Exactly reproduce each record listed below.

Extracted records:
(begin)

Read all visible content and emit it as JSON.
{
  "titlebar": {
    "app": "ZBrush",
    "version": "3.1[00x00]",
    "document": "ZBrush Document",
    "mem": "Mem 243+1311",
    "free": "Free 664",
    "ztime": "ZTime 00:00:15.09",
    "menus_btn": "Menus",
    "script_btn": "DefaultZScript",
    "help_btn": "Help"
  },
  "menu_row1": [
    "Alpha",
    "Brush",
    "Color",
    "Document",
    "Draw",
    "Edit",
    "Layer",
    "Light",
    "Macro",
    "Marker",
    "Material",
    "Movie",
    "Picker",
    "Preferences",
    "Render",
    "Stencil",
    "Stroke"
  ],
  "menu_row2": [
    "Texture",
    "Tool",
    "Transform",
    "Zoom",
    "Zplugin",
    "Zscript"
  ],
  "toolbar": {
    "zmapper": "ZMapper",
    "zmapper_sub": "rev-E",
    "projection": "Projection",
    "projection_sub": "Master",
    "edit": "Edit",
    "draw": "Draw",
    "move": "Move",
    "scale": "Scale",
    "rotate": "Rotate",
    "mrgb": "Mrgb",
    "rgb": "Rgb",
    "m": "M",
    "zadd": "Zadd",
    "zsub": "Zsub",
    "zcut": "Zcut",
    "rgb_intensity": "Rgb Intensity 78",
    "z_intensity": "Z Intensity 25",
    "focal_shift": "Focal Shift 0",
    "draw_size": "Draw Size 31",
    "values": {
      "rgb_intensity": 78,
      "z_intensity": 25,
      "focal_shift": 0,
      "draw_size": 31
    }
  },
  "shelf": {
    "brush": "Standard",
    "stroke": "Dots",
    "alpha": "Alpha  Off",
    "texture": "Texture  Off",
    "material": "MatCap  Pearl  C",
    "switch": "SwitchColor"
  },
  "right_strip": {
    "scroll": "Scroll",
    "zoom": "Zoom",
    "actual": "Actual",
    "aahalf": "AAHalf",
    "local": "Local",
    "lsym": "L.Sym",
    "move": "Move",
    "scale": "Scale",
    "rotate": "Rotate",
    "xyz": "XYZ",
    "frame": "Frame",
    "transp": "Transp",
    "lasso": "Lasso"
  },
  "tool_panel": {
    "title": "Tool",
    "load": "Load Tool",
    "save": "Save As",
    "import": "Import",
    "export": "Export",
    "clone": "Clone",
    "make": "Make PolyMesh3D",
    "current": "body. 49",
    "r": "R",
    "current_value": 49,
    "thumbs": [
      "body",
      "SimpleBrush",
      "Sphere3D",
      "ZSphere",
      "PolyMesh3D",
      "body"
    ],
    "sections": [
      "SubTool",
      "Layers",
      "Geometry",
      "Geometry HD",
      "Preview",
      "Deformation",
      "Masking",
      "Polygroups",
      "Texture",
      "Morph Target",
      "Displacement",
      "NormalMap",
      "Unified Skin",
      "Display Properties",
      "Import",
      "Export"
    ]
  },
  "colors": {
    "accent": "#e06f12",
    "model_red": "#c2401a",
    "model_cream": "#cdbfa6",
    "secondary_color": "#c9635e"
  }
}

(end)

_Task solution_
Read all visible content and emit it as JSON.
{
  "titlebar": {
    "app": "ZBrush",
    "version": "3.1[00x00]",
    "document": "ZBrush Document",
    "mem": "Mem 243+1311",
    "free": "Free 664",
    "ztime": "ZTime 00:00:15.09",
    "menus_btn": "Menus",
    "script_btn": "DefaultZScript",
    "help_btn": "Help"
  },
  "menu_row1": [
    "Alpha",
    "Brush",
    "Color",
    "Document",
    "Draw",
    "Edit",
    "Layer",
    "Light",
    "Macro",
    "Marker",
    "Material",
    "Movie",
    "Picker",
    "Preferences",
    "Render",
    "Stencil",
    "Stroke"
  ],
  "menu_row2": [
    "Texture",
    "Tool",
    "Transform",
    "Zoom",
    "Zplugin",
    "Zscript"
  ],
  "toolbar": {
    "zmapper": "ZMapper",
    "zmapper_sub": "rev-E",
    "projection": "Projection",
    "projection_sub": "Master",
    "edit": "Edit",
    "draw": "Draw",
    "move": "Move",
    "scale": "Scale",
    "rotate": "Rotate",
    "mrgb": "Mrgb",
    "rgb": "Rgb",
    "m": "M",
    "zadd": "Zadd",
    "zsub": "Zsub",
    "zcut": "Zcut",
    "rgb_intensity": "Rgb Intensity 78",
    "z_intensity": "Z Intensity 25",
    "focal_shift": "Focal Shift 0",
    "draw_size": "Draw Size 31",
    "values": {
      "rgb_intensity": 78,
      "z_intensity": 25,
      "focal_shift": 0,
      "draw_size": 31
    }
  },
  "shelf": {
    "brush": "Standard",
    "stroke": "Dots",
    "alpha": "Alpha  Off",
    "texture": "Texture  Off",
    "material": "MatCap  Pearl  C",
    "switch": "SwitchColor"
  },
  "right_strip": {
    "scroll": "Scroll",
    "zoom": "Zoom",
    "actual": "Actual",
    "aahalf": "AAHalf",
    "local": "Local",
    "lsym": "L.Sym",
    "move": "Move",
    "scale": "Scale",
    "rotate": "Rotate",
    "xyz": "XYZ",
    "frame": "Frame",
    "transp": "Transp",
    "lasso": "Lasso"
  },
  "tool_panel": {
    "title": "Tool",
    "load": "Load Tool",
    "save": "Save As",
    "import": "Import",
    "export": "Export",
    "clone": "Clone",
    "make": "Make PolyMesh3D",
    "current": "body. 49",
    "r": "R",
    "current_value": 49,
    "thumbs": [
      "body",
      "SimpleBrush",
      "Sphere3D",
      "ZSphere",
      "PolyMesh3D",
      "body"
    ],
    "sections": [
      "SubTool",
      "Layers",
      "Geometry",
      "Geometry HD",
      "Preview",
      "Deformation",
      "Masking",
      "Polygroups",
      "Texture",
      "Morph Target",
      "Displacement",
      "NormalMap",
      "Unified Skin",
      "Display Properties",
      "Import",
      "Export"
    ]
  },
  "colors": {
    "accent": "#e06f12",
    "model_red": "#c2401a",
    "model_cream": "#cdbfa6",
    "secondary_color": "#c9635e"
  }
}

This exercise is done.